> Provided information:
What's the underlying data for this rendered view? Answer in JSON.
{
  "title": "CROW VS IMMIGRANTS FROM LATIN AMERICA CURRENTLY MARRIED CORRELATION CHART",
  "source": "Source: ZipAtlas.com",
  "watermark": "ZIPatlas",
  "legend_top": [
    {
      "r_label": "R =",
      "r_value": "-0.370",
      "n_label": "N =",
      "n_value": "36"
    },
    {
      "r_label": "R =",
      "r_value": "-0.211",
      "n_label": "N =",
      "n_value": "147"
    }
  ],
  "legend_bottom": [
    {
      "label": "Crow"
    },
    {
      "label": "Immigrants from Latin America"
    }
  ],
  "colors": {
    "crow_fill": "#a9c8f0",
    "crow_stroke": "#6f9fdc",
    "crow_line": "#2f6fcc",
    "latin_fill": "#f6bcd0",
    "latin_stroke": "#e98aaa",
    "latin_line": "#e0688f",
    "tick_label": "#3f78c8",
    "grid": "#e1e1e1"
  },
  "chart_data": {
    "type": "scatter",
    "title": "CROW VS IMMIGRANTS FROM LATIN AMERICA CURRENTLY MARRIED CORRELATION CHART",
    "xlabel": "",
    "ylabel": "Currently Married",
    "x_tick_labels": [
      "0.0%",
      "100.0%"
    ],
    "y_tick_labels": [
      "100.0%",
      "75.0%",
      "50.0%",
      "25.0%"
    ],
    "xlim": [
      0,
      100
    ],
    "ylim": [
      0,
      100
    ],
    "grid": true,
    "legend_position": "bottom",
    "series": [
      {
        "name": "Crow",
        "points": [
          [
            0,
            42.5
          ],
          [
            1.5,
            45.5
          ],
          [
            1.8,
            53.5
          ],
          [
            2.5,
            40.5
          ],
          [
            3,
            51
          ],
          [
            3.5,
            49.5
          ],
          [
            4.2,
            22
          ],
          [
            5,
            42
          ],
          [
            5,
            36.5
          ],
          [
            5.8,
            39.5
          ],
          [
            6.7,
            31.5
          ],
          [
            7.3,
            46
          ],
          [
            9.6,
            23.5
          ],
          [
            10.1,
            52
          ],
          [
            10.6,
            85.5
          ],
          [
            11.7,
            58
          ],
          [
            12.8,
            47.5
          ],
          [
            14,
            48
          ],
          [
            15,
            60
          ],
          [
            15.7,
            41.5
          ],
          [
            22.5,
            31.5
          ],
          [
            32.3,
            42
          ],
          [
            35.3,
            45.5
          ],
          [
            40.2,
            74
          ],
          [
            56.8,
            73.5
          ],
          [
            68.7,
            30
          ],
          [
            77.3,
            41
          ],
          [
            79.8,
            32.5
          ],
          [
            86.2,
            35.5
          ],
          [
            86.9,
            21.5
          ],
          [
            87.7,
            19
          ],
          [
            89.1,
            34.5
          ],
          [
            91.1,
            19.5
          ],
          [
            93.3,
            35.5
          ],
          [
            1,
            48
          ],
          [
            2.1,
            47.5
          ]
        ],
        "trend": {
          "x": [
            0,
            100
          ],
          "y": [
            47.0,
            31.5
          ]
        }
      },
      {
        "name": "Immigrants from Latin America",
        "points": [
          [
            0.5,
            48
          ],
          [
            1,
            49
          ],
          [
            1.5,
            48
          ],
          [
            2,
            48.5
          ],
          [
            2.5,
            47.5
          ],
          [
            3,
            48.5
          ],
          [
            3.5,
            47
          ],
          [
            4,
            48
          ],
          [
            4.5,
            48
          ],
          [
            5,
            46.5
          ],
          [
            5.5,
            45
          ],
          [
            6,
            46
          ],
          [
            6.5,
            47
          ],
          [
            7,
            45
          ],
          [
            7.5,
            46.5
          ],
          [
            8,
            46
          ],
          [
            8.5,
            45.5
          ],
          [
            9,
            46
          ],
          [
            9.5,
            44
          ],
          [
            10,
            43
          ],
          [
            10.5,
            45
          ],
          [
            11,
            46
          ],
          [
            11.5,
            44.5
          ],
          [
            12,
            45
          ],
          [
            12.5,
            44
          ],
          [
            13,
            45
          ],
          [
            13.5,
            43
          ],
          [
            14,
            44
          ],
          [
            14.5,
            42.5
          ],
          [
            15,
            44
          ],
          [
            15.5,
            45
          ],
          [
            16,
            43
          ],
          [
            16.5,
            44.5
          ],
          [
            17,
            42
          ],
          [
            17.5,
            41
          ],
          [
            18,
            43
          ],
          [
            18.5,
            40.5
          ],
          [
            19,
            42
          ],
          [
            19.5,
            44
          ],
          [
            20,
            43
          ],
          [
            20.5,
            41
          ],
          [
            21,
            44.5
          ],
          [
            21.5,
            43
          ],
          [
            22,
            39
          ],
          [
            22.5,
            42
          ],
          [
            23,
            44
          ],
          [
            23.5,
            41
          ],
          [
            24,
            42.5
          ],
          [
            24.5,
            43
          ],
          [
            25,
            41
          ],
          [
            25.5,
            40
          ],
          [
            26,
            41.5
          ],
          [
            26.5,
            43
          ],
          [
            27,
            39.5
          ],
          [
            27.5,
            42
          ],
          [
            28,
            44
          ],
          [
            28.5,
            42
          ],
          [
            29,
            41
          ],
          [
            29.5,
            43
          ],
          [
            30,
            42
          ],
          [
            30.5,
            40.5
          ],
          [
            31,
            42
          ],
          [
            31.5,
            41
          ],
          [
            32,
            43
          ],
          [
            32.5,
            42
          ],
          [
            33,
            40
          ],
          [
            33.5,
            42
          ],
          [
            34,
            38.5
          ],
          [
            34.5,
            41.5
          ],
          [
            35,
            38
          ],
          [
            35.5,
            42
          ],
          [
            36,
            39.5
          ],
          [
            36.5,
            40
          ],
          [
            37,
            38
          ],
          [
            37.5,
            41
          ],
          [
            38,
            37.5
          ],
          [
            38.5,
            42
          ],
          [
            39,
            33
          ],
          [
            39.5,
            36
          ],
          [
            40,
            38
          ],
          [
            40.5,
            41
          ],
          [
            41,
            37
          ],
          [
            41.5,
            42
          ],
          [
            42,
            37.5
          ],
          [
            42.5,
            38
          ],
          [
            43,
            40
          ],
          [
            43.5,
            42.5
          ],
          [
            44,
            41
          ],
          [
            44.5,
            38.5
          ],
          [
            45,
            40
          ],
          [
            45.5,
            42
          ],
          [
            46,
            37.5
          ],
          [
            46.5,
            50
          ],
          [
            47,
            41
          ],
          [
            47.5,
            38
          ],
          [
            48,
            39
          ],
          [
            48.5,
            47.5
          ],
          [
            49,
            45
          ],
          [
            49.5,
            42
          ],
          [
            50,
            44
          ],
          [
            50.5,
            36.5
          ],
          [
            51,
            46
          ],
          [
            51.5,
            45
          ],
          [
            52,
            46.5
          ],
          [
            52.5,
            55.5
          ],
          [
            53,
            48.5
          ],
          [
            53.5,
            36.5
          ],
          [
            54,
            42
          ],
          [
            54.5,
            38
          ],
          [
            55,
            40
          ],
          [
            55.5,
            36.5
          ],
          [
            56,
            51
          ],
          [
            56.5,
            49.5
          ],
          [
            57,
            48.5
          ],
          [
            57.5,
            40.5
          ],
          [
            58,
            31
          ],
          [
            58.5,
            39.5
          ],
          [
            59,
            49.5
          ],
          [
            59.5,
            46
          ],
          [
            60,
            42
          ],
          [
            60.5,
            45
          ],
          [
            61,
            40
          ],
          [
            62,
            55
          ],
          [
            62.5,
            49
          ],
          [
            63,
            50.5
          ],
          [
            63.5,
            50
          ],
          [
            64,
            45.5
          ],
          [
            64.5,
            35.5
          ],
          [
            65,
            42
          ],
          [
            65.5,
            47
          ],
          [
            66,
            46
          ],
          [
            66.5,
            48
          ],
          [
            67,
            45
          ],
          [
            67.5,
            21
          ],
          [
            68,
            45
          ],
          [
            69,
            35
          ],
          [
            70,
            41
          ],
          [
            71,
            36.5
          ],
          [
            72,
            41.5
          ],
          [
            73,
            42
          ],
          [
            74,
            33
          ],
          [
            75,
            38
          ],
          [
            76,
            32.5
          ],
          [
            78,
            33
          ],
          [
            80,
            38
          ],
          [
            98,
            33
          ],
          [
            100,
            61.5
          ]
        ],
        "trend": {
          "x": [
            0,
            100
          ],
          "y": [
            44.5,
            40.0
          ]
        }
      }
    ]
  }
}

> To be done:
Find all lines where the word "name" appears. Copy them.

> Task solution:
        "name": "Crow",
        "name": "Immigrants from Latin America",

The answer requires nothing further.